## GOAL
Count lines holding the string "dịch" in the data that follows. Reply with one number only.

## Saved entries
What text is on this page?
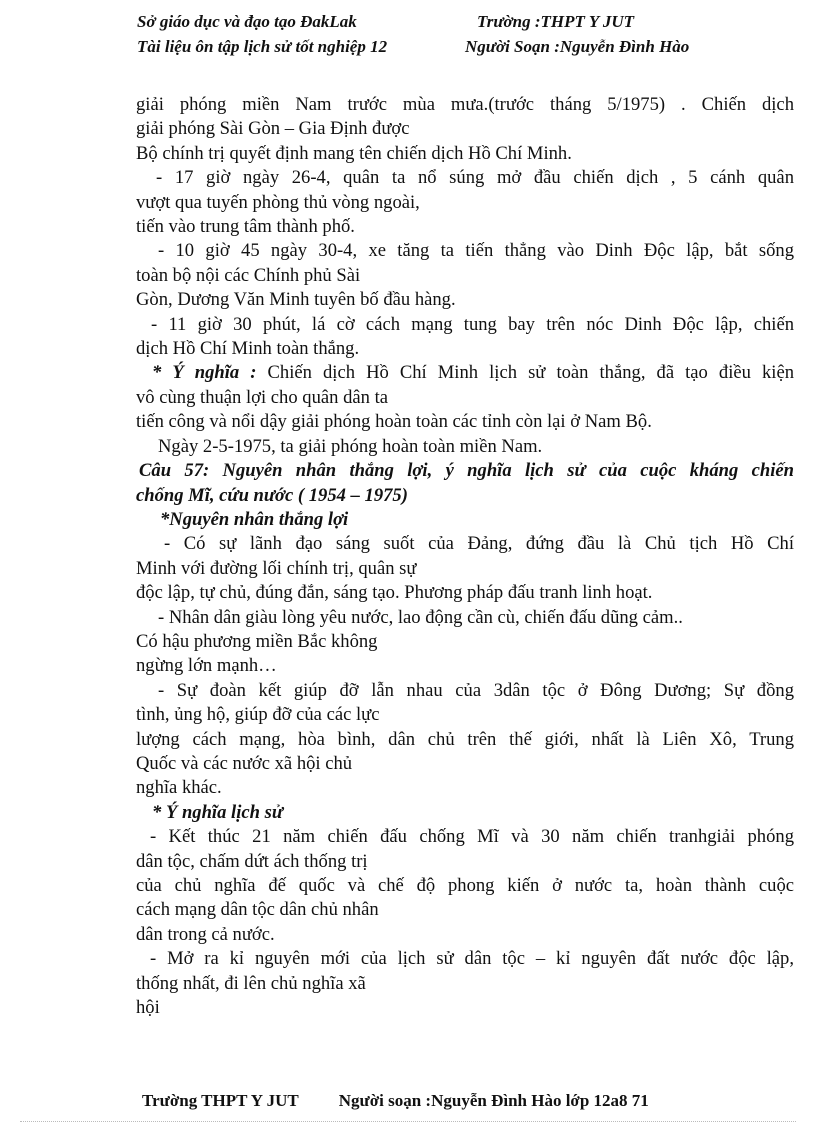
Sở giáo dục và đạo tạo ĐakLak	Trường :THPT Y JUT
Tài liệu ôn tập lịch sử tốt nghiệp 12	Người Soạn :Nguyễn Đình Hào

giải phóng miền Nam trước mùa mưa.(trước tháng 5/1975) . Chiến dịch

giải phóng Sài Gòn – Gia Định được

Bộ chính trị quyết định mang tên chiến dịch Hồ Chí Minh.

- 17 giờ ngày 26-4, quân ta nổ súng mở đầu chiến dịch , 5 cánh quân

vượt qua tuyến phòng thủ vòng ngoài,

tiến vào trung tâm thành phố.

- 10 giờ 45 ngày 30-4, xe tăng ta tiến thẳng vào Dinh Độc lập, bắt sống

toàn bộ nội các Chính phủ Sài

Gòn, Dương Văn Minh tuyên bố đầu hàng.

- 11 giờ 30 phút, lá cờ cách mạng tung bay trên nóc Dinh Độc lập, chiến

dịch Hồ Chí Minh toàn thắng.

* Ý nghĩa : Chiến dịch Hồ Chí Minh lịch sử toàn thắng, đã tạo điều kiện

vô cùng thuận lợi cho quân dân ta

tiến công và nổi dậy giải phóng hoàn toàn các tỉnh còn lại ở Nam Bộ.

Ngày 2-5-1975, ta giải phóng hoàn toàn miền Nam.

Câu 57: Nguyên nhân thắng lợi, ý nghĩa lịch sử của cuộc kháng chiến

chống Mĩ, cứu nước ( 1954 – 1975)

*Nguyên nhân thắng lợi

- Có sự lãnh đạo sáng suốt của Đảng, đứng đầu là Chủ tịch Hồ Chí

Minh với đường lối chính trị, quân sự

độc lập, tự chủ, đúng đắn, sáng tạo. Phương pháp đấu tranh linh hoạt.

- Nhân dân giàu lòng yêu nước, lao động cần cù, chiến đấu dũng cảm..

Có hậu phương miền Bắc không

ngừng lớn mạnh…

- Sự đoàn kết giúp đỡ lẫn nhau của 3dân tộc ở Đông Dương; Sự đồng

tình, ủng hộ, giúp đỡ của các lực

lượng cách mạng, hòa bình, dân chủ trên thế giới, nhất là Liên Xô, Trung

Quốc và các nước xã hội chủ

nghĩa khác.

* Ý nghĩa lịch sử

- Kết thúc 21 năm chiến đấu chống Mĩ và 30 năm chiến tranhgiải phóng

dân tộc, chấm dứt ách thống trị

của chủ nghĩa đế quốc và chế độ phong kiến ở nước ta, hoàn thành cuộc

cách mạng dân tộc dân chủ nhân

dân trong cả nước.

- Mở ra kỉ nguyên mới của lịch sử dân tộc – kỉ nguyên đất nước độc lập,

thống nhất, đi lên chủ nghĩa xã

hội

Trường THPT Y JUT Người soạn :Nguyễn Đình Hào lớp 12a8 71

## THE RESPONSE
5